## Begin Provided information
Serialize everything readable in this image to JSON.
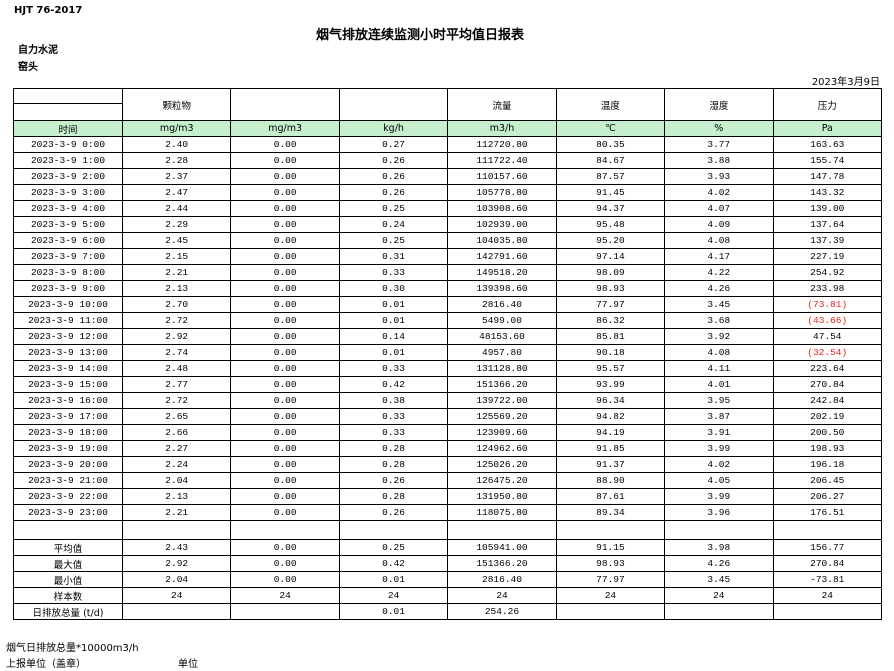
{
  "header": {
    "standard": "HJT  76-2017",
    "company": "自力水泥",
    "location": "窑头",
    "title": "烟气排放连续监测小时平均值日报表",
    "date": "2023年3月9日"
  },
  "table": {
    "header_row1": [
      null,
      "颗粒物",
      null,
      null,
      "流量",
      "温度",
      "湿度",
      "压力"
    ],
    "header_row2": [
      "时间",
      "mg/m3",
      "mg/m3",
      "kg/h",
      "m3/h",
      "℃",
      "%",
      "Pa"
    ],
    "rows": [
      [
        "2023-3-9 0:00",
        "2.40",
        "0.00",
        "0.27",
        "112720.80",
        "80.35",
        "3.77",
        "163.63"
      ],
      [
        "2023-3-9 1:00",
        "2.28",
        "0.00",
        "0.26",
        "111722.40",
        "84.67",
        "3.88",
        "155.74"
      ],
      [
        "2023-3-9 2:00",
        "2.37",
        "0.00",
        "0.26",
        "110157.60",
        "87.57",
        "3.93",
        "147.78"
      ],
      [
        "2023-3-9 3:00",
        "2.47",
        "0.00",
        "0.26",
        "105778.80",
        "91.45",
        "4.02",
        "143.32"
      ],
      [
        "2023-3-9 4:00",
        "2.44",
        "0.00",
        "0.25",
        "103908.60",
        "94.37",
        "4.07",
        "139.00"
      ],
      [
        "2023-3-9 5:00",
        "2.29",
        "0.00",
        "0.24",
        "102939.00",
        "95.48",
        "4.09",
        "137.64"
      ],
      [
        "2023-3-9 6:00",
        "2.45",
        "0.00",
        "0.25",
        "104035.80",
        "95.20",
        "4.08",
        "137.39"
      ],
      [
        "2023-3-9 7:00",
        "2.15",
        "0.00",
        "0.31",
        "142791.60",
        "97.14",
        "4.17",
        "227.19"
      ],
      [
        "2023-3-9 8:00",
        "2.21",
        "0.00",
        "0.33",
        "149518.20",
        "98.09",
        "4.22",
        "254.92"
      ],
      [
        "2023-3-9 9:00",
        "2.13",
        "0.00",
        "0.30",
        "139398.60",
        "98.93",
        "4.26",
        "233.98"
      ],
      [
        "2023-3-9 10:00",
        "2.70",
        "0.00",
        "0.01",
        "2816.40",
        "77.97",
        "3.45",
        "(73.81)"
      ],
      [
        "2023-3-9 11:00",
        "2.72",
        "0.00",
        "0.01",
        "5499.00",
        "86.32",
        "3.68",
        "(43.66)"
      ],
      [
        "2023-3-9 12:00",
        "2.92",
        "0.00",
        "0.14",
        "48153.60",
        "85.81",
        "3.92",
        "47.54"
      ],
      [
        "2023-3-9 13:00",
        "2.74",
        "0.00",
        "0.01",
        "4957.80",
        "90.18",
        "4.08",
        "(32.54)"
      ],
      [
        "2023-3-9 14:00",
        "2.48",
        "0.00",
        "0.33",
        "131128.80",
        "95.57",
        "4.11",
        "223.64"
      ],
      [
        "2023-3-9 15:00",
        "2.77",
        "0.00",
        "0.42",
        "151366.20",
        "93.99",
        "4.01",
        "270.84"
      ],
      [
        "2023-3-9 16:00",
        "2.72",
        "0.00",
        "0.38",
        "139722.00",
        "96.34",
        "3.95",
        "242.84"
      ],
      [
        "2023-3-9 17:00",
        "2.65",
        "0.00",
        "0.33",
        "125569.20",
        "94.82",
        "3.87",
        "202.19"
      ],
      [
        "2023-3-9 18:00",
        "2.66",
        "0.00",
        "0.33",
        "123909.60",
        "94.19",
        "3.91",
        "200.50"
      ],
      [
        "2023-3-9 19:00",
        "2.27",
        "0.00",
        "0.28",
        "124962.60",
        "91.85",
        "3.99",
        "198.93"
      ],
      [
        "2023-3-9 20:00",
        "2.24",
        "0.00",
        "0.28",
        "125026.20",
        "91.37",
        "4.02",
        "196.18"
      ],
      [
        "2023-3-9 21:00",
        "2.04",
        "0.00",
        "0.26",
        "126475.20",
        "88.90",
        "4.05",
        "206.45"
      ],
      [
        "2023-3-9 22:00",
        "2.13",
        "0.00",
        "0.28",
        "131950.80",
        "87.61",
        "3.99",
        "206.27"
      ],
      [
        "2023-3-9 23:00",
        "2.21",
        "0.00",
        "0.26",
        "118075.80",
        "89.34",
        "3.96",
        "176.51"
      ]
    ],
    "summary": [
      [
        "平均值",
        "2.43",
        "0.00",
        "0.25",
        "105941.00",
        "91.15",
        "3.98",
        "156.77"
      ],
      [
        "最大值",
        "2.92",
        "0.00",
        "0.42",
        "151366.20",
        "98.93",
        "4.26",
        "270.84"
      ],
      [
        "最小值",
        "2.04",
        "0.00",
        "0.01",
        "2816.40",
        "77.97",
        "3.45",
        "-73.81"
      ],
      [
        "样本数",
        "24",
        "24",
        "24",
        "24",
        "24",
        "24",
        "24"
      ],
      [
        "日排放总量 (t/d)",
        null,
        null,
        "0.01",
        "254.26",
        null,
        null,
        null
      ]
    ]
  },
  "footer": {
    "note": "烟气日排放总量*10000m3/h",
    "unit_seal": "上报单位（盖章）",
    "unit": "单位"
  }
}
## End Provided information
## Begin Provided information
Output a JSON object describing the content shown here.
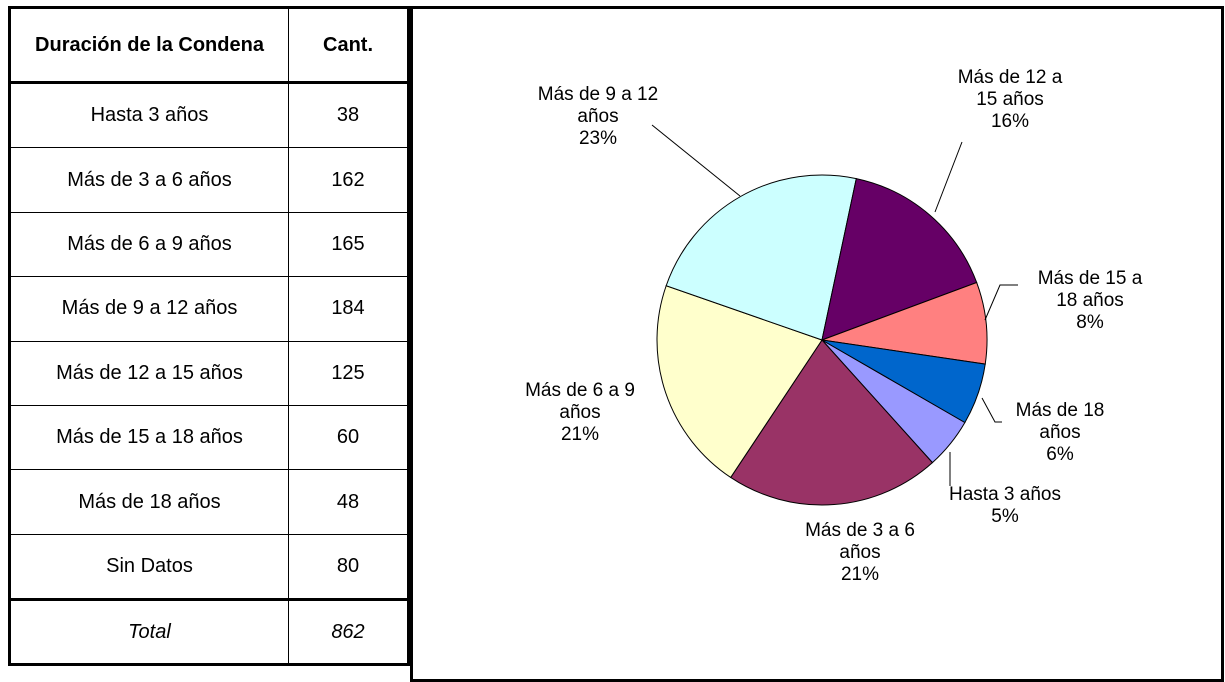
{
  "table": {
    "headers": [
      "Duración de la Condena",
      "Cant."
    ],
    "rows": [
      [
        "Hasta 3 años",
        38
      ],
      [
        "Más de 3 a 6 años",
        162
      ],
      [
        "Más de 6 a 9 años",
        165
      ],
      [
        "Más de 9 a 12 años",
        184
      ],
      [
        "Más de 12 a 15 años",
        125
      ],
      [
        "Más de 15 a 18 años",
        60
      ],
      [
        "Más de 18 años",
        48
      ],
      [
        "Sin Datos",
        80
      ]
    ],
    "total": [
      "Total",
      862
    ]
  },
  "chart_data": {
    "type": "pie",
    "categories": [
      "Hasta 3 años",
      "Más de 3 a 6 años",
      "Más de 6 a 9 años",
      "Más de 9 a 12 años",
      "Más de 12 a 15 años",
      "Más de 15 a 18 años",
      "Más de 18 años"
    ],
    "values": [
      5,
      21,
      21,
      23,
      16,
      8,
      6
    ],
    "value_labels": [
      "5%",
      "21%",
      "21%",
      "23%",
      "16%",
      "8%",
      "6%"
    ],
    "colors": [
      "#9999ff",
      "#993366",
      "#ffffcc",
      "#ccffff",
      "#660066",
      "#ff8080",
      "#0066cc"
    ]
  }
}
## End Provided information
Task prompt:
Show every line from the entries above in which the word "JSON" appears.

Final answer:
Serialize everything readable in this image to JSON.
Output a JSON object describing the content shown here.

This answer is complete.